Given task:
Can you rewrite all of the lines below, changing each "precip-bar" to "precipitation-bar" and keeping everything else unchanged, with the pictures left out?
--- BEGIN Recorded information ---
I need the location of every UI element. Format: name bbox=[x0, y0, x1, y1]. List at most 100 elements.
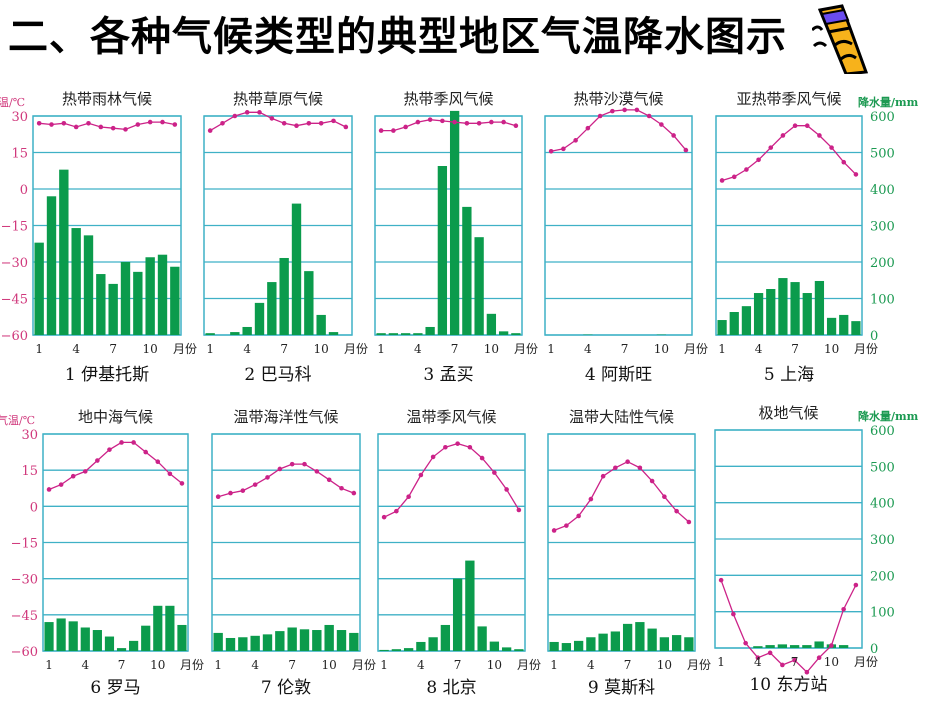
temperature-point bbox=[110, 125, 116, 131]
temperature-point bbox=[58, 482, 64, 487]
precip-bar bbox=[561, 643, 572, 651]
chart-title: 热带草原气候 bbox=[233, 90, 323, 108]
month-tick: 10 bbox=[322, 658, 337, 672]
precip-bar bbox=[647, 628, 657, 651]
temperature-point bbox=[318, 121, 324, 126]
temperature-point bbox=[649, 478, 655, 484]
month-tick: 7 bbox=[454, 658, 462, 672]
precip-bar bbox=[379, 649, 389, 651]
precip-tick: 100 bbox=[870, 293, 895, 308]
temperature-point bbox=[731, 174, 737, 180]
temp-tick: 15 bbox=[21, 464, 38, 479]
precip-bar bbox=[230, 332, 240, 335]
precip-bar bbox=[440, 624, 451, 651]
temperature-point bbox=[378, 128, 384, 133]
temperature-point bbox=[220, 121, 225, 126]
station-caption: 5 上海 bbox=[764, 365, 814, 385]
precip-bar bbox=[717, 320, 727, 335]
precip-bar bbox=[610, 631, 621, 651]
month-tick: 1 bbox=[214, 658, 222, 672]
temperature-point bbox=[452, 119, 457, 125]
temperature-point bbox=[464, 121, 470, 126]
temperature-point bbox=[427, 117, 433, 122]
temperature-line bbox=[550, 109, 687, 152]
precip-bar bbox=[802, 645, 812, 648]
chart-title: 温带海洋性气候 bbox=[233, 408, 338, 426]
precip-bar bbox=[598, 633, 608, 651]
precip-bar bbox=[753, 646, 763, 648]
station-caption: 2 巴马科 bbox=[244, 365, 311, 385]
temperature-point bbox=[476, 121, 482, 126]
precip-bar bbox=[153, 605, 163, 651]
precip-bar bbox=[71, 228, 81, 335]
temperature-point bbox=[326, 477, 332, 483]
temperature-point bbox=[659, 122, 664, 127]
precip-bar bbox=[80, 627, 90, 651]
temperature-point bbox=[671, 133, 676, 138]
temperature-line bbox=[48, 441, 183, 491]
temperature-point bbox=[160, 119, 165, 125]
temp-tick: 30 bbox=[21, 428, 38, 443]
temperature-point bbox=[576, 513, 581, 519]
precip-bar bbox=[129, 640, 139, 651]
temp-tick: −60 bbox=[1, 329, 28, 344]
temperature-point bbox=[95, 458, 100, 463]
temp-axis-label: 气温/℃ bbox=[0, 95, 25, 109]
temperature-point bbox=[46, 487, 52, 492]
precip-bar bbox=[437, 166, 448, 335]
precip-bar bbox=[671, 635, 682, 651]
station-caption: 6 罗马 bbox=[90, 678, 140, 698]
precip-bar bbox=[586, 637, 596, 651]
precip-tick: 600 bbox=[870, 110, 895, 125]
temperature-point bbox=[232, 113, 238, 119]
temperature-point bbox=[131, 440, 136, 445]
temperature-point bbox=[551, 528, 557, 533]
month-tick: 4 bbox=[251, 658, 259, 672]
month-tick: 7 bbox=[109, 342, 117, 356]
precip-bar bbox=[145, 257, 155, 335]
precip-bar bbox=[839, 314, 849, 335]
temp-tick: −30 bbox=[11, 573, 38, 588]
precip-bar bbox=[498, 331, 509, 335]
precip-bar bbox=[291, 203, 302, 335]
month-unit-label: 月份 bbox=[854, 342, 878, 356]
temperature-point bbox=[440, 118, 445, 124]
temperature-point bbox=[492, 470, 497, 475]
temp-axis-label: 气温/℃ bbox=[0, 413, 35, 427]
month-tick: 4 bbox=[414, 342, 422, 356]
month-tick: 1 bbox=[45, 658, 53, 672]
precip-bar bbox=[489, 641, 500, 651]
precip-bar bbox=[474, 237, 484, 335]
precip-bar bbox=[573, 640, 584, 651]
temperature-line bbox=[720, 579, 857, 674]
month-tick: 10 bbox=[824, 342, 839, 356]
month-tick: 7 bbox=[451, 342, 459, 356]
temperature-point bbox=[281, 121, 287, 126]
temperature-point bbox=[443, 444, 448, 450]
precip-bar bbox=[549, 641, 559, 651]
temperature-point bbox=[489, 119, 494, 125]
precip-bar bbox=[83, 235, 94, 335]
precip-bar bbox=[477, 626, 487, 651]
plot-frame bbox=[715, 115, 863, 336]
temp-tick: −45 bbox=[11, 609, 38, 624]
precip-bar bbox=[177, 624, 187, 651]
temp-tick: 0 bbox=[20, 183, 28, 198]
temp-tick: 0 bbox=[30, 500, 38, 515]
precip-bar bbox=[349, 632, 359, 651]
precip-bar bbox=[851, 321, 861, 335]
precip-axis-label: 降水量/mm bbox=[858, 409, 919, 423]
chart-title: 亚热带季风气候 bbox=[736, 90, 841, 108]
month-tick: 10 bbox=[150, 658, 165, 672]
temperature-point bbox=[610, 108, 615, 114]
month-tick: 4 bbox=[755, 342, 763, 356]
temperature-point bbox=[215, 494, 221, 499]
precip-bar bbox=[416, 641, 426, 651]
temperature-point bbox=[36, 121, 42, 126]
temperature-point bbox=[743, 640, 748, 646]
month-tick: 10 bbox=[143, 342, 158, 356]
precip-bar bbox=[275, 631, 285, 651]
precip-tick: 300 bbox=[870, 533, 895, 548]
month-unit-label: 月份 bbox=[352, 658, 376, 672]
temperature-point bbox=[646, 113, 652, 119]
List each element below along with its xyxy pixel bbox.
--- END Recorded information ---
Exercise output:
I need the location of every UI element. Format: name bbox=[x0, y0, x1, y1]. List at most 100 elements.
temperature-point bbox=[110, 125, 116, 131]
temperature-point bbox=[58, 482, 64, 487]
precipitation-bar bbox=[561, 643, 572, 651]
chart-title: 热带草原气候 bbox=[233, 90, 323, 108]
month-tick: 10 bbox=[322, 658, 337, 672]
precipitation-bar bbox=[647, 628, 657, 651]
temperature-point bbox=[318, 121, 324, 126]
temperature-point bbox=[649, 478, 655, 484]
month-tick: 7 bbox=[454, 658, 462, 672]
precipitation-bar bbox=[379, 649, 389, 651]
precip-tick: 100 bbox=[870, 293, 895, 308]
temperature-point bbox=[731, 174, 737, 180]
temp-tick: 15 bbox=[21, 464, 38, 479]
precipitation-bar bbox=[230, 332, 240, 335]
precipitation-bar bbox=[440, 624, 451, 651]
temperature-point bbox=[378, 128, 384, 133]
temperature-point bbox=[220, 121, 225, 126]
station-caption: 5 上海 bbox=[764, 365, 814, 385]
precipitation-bar bbox=[717, 320, 727, 335]
precipitation-bar bbox=[610, 631, 621, 651]
month-tick: 1 bbox=[214, 658, 222, 672]
temperature-point bbox=[452, 119, 457, 125]
temperature-point bbox=[464, 121, 470, 126]
temperature-point bbox=[427, 117, 433, 122]
temperature-line bbox=[550, 109, 687, 152]
precipitation-bar bbox=[802, 645, 812, 648]
chart-title: 温带海洋性气候 bbox=[233, 408, 338, 426]
precipitation-bar bbox=[598, 633, 608, 651]
precipitation-bar bbox=[753, 646, 763, 648]
station-caption: 2 巴马科 bbox=[244, 365, 311, 385]
temperature-point bbox=[476, 121, 482, 126]
precipitation-bar bbox=[153, 605, 163, 651]
precipitation-bar bbox=[71, 228, 81, 335]
temperature-point bbox=[326, 477, 332, 483]
temperature-point bbox=[659, 122, 664, 127]
precipitation-bar bbox=[80, 627, 90, 651]
temperature-point bbox=[671, 133, 676, 138]
temperature-line bbox=[48, 441, 183, 491]
temperature-point bbox=[160, 119, 165, 125]
temp-tick: 30 bbox=[21, 428, 38, 443]
temperature-point bbox=[576, 513, 581, 519]
precipitation-bar bbox=[129, 640, 139, 651]
temp-tick: −60 bbox=[1, 329, 28, 344]
temperature-point bbox=[95, 458, 100, 463]
temp-axis-label: 气温/℃ bbox=[0, 95, 25, 109]
temperature-point bbox=[46, 487, 52, 492]
precipitation-bar bbox=[437, 166, 448, 335]
precipitation-bar bbox=[671, 635, 682, 651]
station-caption: 6 罗马 bbox=[90, 678, 140, 698]
precipitation-bar bbox=[586, 637, 596, 651]
precip-tick: 600 bbox=[870, 110, 895, 125]
temperature-point bbox=[232, 113, 238, 119]
temperature-point bbox=[131, 440, 136, 445]
temperature-point bbox=[551, 528, 557, 533]
month-tick: 4 bbox=[251, 658, 259, 672]
month-tick: 7 bbox=[109, 342, 117, 356]
precipitation-bar bbox=[145, 257, 155, 335]
precipitation-bar bbox=[839, 314, 849, 335]
temp-tick: −30 bbox=[11, 573, 38, 588]
precipitation-bar bbox=[498, 331, 509, 335]
precipitation-bar bbox=[291, 203, 302, 335]
month-unit-label: 月份 bbox=[854, 342, 878, 356]
temperature-point bbox=[440, 118, 445, 124]
temperature-point bbox=[492, 470, 497, 475]
temp-axis-label: 气温/℃ bbox=[0, 413, 35, 427]
month-tick: 4 bbox=[414, 342, 422, 356]
month-tick: 1 bbox=[45, 658, 53, 672]
precipitation-bar bbox=[489, 641, 500, 651]
precipitation-bar bbox=[474, 237, 484, 335]
precipitation-bar bbox=[573, 640, 584, 651]
temperature-line bbox=[720, 579, 857, 674]
month-tick: 10 bbox=[824, 342, 839, 356]
month-tick: 7 bbox=[451, 342, 459, 356]
temperature-point bbox=[281, 121, 287, 126]
temperature-point bbox=[443, 444, 448, 450]
precipitation-bar bbox=[549, 641, 559, 651]
temperature-point bbox=[489, 119, 494, 125]
precipitation-bar bbox=[83, 235, 94, 335]
precipitation-bar bbox=[477, 626, 487, 651]
plot-frame bbox=[715, 115, 863, 336]
temp-tick: −45 bbox=[11, 609, 38, 624]
precipitation-bar bbox=[177, 624, 187, 651]
temp-tick: 0 bbox=[20, 183, 28, 198]
temp-tick: 0 bbox=[30, 500, 38, 515]
precipitation-bar bbox=[349, 632, 359, 651]
precipitation-bar bbox=[851, 321, 861, 335]
precip-axis-label: 降水量/mm bbox=[858, 409, 919, 423]
chart-title: 亚热带季风气候 bbox=[736, 90, 841, 108]
month-tick: 10 bbox=[150, 658, 165, 672]
temperature-point bbox=[610, 108, 615, 114]
month-tick: 4 bbox=[755, 342, 763, 356]
temperature-point bbox=[215, 494, 221, 499]
precipitation-bar bbox=[416, 641, 426, 651]
temperature-point bbox=[36, 121, 42, 126]
temperature-point bbox=[743, 640, 748, 646]
month-tick: 10 bbox=[143, 342, 158, 356]
precipitation-bar bbox=[275, 631, 285, 651]
precip-tick: 300 bbox=[870, 533, 895, 548]
month-unit-label: 月份 bbox=[352, 658, 376, 672]
temperature-point bbox=[646, 113, 652, 119]
List each element below along with its xyxy pixel bbox.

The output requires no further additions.